Using the listing below, copy every line that mentions "body".
#### ENTRIES PROVIDED
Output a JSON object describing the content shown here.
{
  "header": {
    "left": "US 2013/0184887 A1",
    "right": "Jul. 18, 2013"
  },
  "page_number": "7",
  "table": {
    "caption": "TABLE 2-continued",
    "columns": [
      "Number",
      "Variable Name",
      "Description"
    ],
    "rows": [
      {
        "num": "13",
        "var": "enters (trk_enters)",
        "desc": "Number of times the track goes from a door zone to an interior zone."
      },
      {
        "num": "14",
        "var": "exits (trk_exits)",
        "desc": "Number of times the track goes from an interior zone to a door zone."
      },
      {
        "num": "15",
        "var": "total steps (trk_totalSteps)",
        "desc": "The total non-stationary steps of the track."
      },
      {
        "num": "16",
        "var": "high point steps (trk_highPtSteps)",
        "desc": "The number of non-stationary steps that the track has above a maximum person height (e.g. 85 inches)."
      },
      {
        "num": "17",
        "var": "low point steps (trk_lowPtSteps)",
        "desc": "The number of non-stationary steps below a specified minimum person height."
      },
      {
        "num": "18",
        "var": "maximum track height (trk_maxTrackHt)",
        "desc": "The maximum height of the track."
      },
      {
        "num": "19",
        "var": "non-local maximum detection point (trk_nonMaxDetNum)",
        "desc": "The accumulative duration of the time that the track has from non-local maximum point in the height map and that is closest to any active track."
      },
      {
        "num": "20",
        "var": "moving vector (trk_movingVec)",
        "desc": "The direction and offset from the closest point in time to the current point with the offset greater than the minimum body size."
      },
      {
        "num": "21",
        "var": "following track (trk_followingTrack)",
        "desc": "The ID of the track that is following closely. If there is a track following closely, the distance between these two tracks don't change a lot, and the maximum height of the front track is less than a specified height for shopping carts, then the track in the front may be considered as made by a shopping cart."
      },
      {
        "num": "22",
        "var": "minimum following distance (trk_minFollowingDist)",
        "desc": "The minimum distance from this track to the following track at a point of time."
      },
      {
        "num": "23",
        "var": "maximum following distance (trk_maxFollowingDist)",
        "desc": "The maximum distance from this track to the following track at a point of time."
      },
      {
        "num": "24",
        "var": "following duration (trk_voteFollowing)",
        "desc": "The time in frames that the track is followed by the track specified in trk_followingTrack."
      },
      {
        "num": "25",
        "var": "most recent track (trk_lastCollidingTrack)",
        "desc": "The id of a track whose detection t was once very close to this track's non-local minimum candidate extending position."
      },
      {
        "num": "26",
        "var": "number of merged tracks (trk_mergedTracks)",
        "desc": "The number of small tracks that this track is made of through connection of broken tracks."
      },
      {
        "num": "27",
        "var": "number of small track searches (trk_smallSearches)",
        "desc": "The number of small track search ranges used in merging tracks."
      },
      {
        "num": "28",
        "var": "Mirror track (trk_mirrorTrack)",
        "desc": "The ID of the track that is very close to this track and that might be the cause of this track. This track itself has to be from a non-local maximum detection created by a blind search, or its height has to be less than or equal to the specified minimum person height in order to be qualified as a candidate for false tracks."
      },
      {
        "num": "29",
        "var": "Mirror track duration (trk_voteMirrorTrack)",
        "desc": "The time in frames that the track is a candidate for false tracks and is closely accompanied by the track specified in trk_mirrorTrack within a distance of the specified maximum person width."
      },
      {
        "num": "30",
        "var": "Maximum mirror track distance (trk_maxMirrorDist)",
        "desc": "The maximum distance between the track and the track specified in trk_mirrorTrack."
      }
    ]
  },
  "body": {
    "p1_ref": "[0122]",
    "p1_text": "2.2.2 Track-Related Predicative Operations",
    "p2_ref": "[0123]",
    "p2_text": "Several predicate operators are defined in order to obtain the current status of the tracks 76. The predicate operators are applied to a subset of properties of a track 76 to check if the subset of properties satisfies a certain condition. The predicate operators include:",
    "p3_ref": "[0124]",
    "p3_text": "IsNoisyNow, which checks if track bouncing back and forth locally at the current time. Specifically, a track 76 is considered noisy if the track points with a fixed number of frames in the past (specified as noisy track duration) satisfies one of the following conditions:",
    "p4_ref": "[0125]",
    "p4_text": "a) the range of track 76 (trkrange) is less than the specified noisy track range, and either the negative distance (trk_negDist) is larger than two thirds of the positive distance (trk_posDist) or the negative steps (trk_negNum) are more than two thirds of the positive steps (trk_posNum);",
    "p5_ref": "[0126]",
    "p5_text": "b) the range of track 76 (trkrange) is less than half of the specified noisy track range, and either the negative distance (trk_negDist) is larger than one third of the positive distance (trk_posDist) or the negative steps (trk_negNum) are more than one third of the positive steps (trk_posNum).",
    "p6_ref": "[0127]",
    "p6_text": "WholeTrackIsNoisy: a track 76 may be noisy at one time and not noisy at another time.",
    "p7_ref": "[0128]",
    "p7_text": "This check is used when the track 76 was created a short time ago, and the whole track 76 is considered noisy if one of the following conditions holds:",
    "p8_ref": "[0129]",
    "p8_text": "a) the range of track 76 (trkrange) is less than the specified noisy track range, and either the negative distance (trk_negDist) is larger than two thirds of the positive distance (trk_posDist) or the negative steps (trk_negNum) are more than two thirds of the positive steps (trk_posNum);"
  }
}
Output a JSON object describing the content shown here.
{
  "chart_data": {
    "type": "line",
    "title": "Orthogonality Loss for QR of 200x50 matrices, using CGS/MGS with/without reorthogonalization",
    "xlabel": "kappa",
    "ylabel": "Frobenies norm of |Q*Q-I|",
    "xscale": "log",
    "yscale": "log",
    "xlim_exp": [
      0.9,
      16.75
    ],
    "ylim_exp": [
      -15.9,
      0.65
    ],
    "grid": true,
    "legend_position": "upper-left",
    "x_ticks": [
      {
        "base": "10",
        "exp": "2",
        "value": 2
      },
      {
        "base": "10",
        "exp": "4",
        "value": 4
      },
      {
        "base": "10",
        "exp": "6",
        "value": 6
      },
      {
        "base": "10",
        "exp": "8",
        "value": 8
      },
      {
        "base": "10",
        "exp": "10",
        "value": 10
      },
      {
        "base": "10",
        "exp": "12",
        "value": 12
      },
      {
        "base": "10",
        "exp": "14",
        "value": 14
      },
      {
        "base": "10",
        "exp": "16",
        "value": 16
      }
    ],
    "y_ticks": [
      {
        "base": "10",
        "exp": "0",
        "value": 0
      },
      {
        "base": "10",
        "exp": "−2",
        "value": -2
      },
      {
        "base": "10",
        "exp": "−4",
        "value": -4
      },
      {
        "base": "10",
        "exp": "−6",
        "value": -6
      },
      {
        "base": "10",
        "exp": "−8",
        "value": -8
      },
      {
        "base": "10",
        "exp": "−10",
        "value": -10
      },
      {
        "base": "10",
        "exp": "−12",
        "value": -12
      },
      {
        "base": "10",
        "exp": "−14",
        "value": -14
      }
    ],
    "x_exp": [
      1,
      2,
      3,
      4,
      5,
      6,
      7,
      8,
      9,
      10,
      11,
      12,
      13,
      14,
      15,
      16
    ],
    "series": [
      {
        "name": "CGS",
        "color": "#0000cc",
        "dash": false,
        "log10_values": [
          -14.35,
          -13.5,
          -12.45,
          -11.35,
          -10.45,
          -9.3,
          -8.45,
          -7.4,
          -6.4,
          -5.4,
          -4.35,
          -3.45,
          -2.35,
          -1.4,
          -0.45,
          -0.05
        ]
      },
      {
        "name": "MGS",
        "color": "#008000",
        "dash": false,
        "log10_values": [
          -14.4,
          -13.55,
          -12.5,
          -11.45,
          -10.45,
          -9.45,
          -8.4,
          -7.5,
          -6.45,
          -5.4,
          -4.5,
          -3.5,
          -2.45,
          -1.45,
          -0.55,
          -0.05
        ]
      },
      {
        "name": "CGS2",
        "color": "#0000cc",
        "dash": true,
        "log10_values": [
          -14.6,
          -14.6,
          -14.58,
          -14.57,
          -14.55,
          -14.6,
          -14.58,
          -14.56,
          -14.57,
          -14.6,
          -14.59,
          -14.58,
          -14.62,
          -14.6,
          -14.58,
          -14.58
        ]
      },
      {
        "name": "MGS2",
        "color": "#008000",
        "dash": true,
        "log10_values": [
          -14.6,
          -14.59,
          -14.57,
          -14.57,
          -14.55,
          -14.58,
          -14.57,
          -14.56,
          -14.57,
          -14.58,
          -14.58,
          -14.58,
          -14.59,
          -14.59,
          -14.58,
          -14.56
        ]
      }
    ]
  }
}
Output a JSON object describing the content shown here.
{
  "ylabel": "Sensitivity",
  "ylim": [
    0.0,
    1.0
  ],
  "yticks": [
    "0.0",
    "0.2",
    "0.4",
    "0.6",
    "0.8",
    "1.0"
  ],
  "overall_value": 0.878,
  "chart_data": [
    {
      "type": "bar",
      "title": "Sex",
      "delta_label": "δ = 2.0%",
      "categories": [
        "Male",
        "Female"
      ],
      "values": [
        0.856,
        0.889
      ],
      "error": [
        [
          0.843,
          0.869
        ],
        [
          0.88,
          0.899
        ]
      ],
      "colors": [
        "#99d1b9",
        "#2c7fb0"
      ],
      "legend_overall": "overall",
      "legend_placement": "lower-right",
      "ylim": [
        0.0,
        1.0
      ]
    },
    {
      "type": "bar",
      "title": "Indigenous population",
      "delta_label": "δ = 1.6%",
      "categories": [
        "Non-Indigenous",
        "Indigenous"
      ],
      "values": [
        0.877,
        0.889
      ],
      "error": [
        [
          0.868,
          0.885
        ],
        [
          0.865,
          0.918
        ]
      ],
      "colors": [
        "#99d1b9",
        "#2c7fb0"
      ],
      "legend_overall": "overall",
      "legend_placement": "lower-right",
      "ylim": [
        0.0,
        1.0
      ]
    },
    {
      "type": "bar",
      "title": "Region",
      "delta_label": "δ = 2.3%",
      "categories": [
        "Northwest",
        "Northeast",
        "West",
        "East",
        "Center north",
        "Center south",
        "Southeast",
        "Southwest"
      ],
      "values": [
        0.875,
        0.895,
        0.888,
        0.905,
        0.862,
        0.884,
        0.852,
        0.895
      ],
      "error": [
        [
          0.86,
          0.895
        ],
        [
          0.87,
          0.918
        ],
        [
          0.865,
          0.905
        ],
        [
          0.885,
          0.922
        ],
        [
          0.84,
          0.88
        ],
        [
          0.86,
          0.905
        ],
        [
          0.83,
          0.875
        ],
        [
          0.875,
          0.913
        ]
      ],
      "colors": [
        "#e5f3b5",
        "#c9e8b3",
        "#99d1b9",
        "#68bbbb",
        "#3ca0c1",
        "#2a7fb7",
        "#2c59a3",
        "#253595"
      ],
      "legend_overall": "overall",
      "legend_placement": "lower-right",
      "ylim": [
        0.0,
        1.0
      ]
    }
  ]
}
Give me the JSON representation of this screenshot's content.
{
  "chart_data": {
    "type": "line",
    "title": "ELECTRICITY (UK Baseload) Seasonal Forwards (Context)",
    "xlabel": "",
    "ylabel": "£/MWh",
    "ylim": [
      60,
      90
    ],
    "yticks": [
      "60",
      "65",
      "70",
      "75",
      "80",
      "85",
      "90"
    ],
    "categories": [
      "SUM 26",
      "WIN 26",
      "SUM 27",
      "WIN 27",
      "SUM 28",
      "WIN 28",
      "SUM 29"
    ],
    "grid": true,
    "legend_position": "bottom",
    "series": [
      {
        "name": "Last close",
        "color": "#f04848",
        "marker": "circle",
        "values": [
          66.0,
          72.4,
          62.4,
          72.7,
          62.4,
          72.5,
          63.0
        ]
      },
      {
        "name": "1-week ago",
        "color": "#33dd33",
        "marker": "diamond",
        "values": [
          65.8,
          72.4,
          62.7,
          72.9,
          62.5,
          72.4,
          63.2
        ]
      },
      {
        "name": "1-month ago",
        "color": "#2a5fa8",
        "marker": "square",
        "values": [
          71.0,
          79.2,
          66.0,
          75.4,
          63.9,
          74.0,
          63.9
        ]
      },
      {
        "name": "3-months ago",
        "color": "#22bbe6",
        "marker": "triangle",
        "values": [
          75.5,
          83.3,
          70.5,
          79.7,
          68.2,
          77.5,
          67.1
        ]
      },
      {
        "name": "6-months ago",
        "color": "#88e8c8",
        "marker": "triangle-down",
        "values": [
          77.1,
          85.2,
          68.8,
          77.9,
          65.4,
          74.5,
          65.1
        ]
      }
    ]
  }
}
########
WRITTEN SOLUTION:
        "desc": "The direction and offset from the closest point in time to the current point with the offset greater than the minimum body size."
  "body": {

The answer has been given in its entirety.